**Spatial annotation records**
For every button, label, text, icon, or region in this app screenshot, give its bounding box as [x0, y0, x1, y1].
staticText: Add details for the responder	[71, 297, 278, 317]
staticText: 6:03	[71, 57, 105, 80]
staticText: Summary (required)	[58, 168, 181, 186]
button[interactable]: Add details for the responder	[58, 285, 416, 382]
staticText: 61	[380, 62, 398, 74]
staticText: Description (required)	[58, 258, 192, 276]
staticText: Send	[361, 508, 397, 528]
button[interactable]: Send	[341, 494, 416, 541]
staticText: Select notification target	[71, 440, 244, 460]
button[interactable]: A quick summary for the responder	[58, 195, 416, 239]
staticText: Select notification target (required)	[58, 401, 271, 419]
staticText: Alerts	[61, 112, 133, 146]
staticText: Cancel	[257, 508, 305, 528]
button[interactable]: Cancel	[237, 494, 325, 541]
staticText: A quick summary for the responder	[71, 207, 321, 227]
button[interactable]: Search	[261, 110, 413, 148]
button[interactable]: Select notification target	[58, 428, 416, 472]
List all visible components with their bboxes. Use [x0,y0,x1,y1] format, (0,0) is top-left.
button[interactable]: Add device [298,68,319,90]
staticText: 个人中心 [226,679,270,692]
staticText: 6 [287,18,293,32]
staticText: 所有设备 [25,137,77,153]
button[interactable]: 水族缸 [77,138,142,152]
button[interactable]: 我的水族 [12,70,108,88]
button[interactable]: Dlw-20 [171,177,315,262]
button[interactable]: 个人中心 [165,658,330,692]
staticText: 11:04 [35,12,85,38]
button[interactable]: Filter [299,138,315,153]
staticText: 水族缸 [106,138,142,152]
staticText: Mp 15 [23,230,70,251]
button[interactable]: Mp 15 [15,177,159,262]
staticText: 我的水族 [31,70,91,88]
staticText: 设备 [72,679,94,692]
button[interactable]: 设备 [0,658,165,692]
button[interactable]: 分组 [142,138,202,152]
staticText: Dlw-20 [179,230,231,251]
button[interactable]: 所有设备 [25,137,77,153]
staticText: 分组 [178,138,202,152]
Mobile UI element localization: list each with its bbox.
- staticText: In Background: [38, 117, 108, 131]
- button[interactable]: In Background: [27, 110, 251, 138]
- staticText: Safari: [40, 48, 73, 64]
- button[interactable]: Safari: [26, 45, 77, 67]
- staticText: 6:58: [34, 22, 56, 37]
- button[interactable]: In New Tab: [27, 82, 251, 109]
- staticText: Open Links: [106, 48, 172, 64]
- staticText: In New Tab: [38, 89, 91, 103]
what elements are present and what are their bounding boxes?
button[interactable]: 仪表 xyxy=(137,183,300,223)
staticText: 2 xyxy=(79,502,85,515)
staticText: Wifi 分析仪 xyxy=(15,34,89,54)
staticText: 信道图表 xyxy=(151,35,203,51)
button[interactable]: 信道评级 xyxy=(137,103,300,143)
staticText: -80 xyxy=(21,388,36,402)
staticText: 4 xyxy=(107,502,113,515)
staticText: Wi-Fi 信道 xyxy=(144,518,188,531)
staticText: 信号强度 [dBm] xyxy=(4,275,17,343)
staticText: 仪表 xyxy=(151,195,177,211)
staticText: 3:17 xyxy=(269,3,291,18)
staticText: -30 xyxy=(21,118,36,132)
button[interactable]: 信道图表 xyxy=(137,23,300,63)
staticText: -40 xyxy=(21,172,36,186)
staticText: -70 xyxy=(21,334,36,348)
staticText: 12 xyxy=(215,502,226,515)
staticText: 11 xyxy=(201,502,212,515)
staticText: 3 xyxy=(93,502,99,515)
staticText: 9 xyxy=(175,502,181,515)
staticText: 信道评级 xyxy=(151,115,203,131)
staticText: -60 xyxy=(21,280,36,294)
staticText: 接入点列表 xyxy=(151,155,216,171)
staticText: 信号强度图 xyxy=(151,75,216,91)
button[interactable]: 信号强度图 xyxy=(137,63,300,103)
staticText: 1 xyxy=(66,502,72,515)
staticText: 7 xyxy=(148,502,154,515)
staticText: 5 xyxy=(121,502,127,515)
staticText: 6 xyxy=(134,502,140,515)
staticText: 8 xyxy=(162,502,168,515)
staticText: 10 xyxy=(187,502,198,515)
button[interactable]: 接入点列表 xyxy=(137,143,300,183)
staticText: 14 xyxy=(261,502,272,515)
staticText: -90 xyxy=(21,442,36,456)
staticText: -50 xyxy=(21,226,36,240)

**Required task**
Rewrite the data above, replacing each occurrence of "staticText" with "text" and keeping everything else unchanged.

**Written response**
For every button, label, text, icon, or region in this app screenshot, give its bounding box as [x0, y0, x1, y1].
text: Add details for the responder	[71, 297, 278, 317]
text: 6:03	[71, 57, 105, 80]
text: Summary (required)	[58, 168, 181, 186]
button[interactable]: Add details for the responder	[58, 285, 416, 382]
text: 61	[380, 62, 398, 74]
text: Description (required)	[58, 258, 192, 276]
text: Send	[361, 508, 397, 528]
button[interactable]: Send	[341, 494, 416, 541]
text: Select notification target	[71, 440, 244, 460]
button[interactable]: A quick summary for the responder	[58, 195, 416, 239]
text: Select notification target (required)	[58, 401, 271, 419]
text: Alerts	[61, 112, 133, 146]
text: Cancel	[257, 508, 305, 528]
button[interactable]: Cancel	[237, 494, 325, 541]
text: A quick summary for the responder	[71, 207, 321, 227]
button[interactable]: Search	[261, 110, 413, 148]
button[interactable]: Select notification target	[58, 428, 416, 472]
List all visible components with their bboxes. Use [x0,y0,x1,y1] format, (0,0) is top-left.
button[interactable]: Add device [298,68,319,90]
text: 个人中心 [226,679,270,692]
text: 6 [287,18,293,32]
text: 所有设备 [25,137,77,153]
button[interactable]: 水族缸 [77,138,142,152]
button[interactable]: 我的水族 [12,70,108,88]
button[interactable]: Dlw-20 [171,177,315,262]
button[interactable]: 个人中心 [165,658,330,692]
text: 11:04 [35,12,85,38]
button[interactable]: Filter [299,138,315,153]
text: 水族缸 [106,138,142,152]
text: Mp 15 [23,230,70,251]
button[interactable]: Mp 15 [15,177,159,262]
text: 我的水族 [31,70,91,88]
text: 设备 [72,679,94,692]
button[interactable]: 设备 [0,658,165,692]
button[interactable]: 分组 [142,138,202,152]
text: Dlw-20 [179,230,231,251]
button[interactable]: 所有设备 [25,137,77,153]
text: 分组 [178,138,202,152]
Mobile UI element localization: list each with its bbox.
- text: In Background: [38, 117, 108, 131]
- button[interactable]: In Background: [27, 110, 251, 138]
- text: Safari: [40, 48, 73, 64]
- button[interactable]: Safari: [26, 45, 77, 67]
- text: 6:58: [34, 22, 56, 37]
- button[interactable]: In New Tab: [27, 82, 251, 109]
- text: Open Links: [106, 48, 172, 64]
- text: In New Tab: [38, 89, 91, 103]
what elements are present and what are their bounding boxes?
button[interactable]: 仪表 xyxy=(137,183,300,223)
text: 2 xyxy=(79,502,85,515)
text: Wifi 分析仪 xyxy=(15,34,89,54)
text: 信道图表 xyxy=(151,35,203,51)
button[interactable]: 信道评级 xyxy=(137,103,300,143)
text: -80 xyxy=(21,388,36,402)
text: 4 xyxy=(107,502,113,515)
text: Wi-Fi 信道 xyxy=(144,518,188,531)
text: 信号强度 [dBm] xyxy=(4,275,17,343)
text: 仪表 xyxy=(151,195,177,211)
text: 3:17 xyxy=(269,3,291,18)
text: -30 xyxy=(21,118,36,132)
button[interactable]: 信道图表 xyxy=(137,23,300,63)
text: -40 xyxy=(21,172,36,186)
text: -70 xyxy=(21,334,36,348)
text: 12 xyxy=(215,502,226,515)
text: 11 xyxy=(201,502,212,515)
text: 3 xyxy=(93,502,99,515)
text: 9 xyxy=(175,502,181,515)
text: 信道评级 xyxy=(151,115,203,131)
text: -60 xyxy=(21,280,36,294)
text: 接入点列表 xyxy=(151,155,216,171)
text: 信号强度图 xyxy=(151,75,216,91)
button[interactable]: 信号强度图 xyxy=(137,63,300,103)
text: 1 xyxy=(66,502,72,515)
text: 7 xyxy=(148,502,154,515)
text: 5 xyxy=(121,502,127,515)
text: 6 xyxy=(134,502,140,515)
text: 8 xyxy=(162,502,168,515)
text: 10 xyxy=(187,502,198,515)
button[interactable]: 接入点列表 xyxy=(137,143,300,183)
text: 14 xyxy=(261,502,272,515)
text: -90 xyxy=(21,442,36,456)
text: -50 xyxy=(21,226,36,240)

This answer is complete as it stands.